In the records that follow, locate every line with "предусмотрено" and extract it.
'''
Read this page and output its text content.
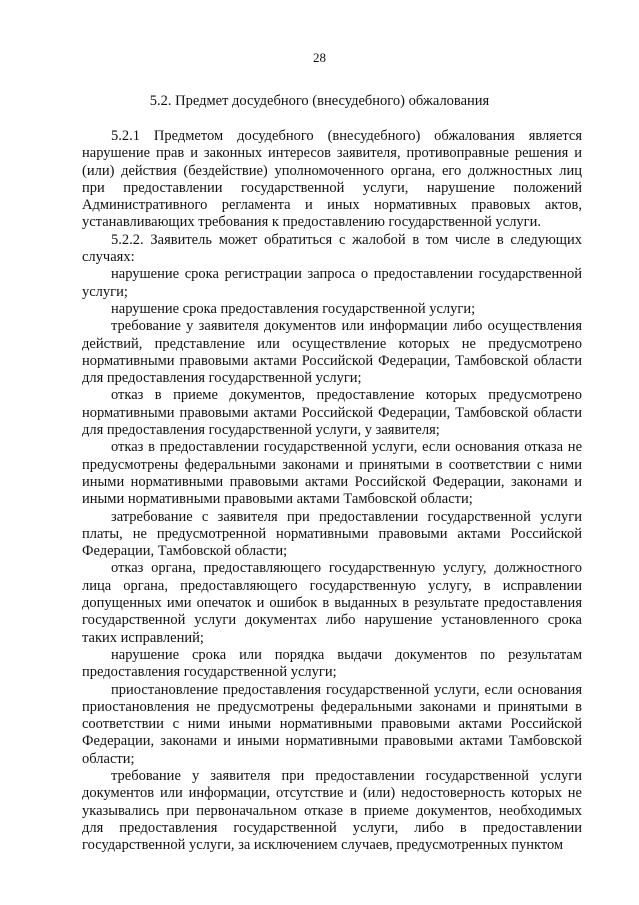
28
5.2. Предмет досудебного (внесудебного) обжалования

5.2.1 Предметом досудебного (внесудебного) обжалования является нарушение прав и законных интересов заявителя, противоправные решения и (или) действия (бездействие) уполномоченного органа, его должностных лиц при предоставлении государственной услуги, нарушение положений Административного регламента и иных нормативных правовых актов, устанавливающих требования к предоставлению государственной услуги.

5.2.2. Заявитель может обратиться с жалобой в том числе в следующих случаях:

нарушение срока регистрации запроса о предоставлении государственной услуги;

нарушение срока предоставления государственной услуги;

требование у заявителя документов или информации либо осуществления действий, представление или осуществление которых не предусмотрено нормативными правовыми актами Российской Федерации, Тамбовской области для предоставления государственной услуги;

отказ в приеме документов, предоставление которых предусмотрено нормативными правовыми актами Российской Федерации, Тамбовской области для предоставления государственной услуги, у заявителя;

отказ в предоставлении государственной услуги, если основания отказа не предусмотрены федеральными законами и принятыми в соответствии с ними иными нормативными правовыми актами Российской Федерации, законами и иными нормативными правовыми актами Тамбовской области;

затребование с заявителя при предоставлении государственной услуги платы, не предусмотренной нормативными правовыми актами Российской Федерации, Тамбовской области;

отказ органа, предоставляющего государственную услугу, должностного лица органа, предоставляющего государственную услугу, в исправлении допущенных ими опечаток и ошибок в выданных в результате предоставления государственной услуги документах либо нарушение установленного срока таких исправлений;

нарушение срока или порядка выдачи документов по результатам предоставления государственной услуги;

приостановление предоставления государственной услуги, если основания приостановления не предусмотрены федеральными законами и принятыми в соответствии с ними иными нормативными правовыми актами Российской Федерации, законами и иными нормативными правовыми актами Тамбовской области;

требование у заявителя при предоставлении государственной услуги документов или информации, отсутствие и (или) недостоверность которых не указывались при первоначальном отказе в приеме документов, необходимых для предоставления государственной услуги, либо в предоставлении государственной услуги, за исключением случаев, предусмотренных пунктом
'''
### WRITTEN RESPONSE
требование у заявителя документов или информации либо осуществления действий, представление или осуществление которых не предусмотрено нормативными правовыми актами Российской Федерации, Тамбовской области для предоставления государственной услуги;
отказ в приеме документов, предоставление которых предусмотрено нормативными правовыми актами Российской Федерации, Тамбовской области для предоставления государственной услуги, у заявителя;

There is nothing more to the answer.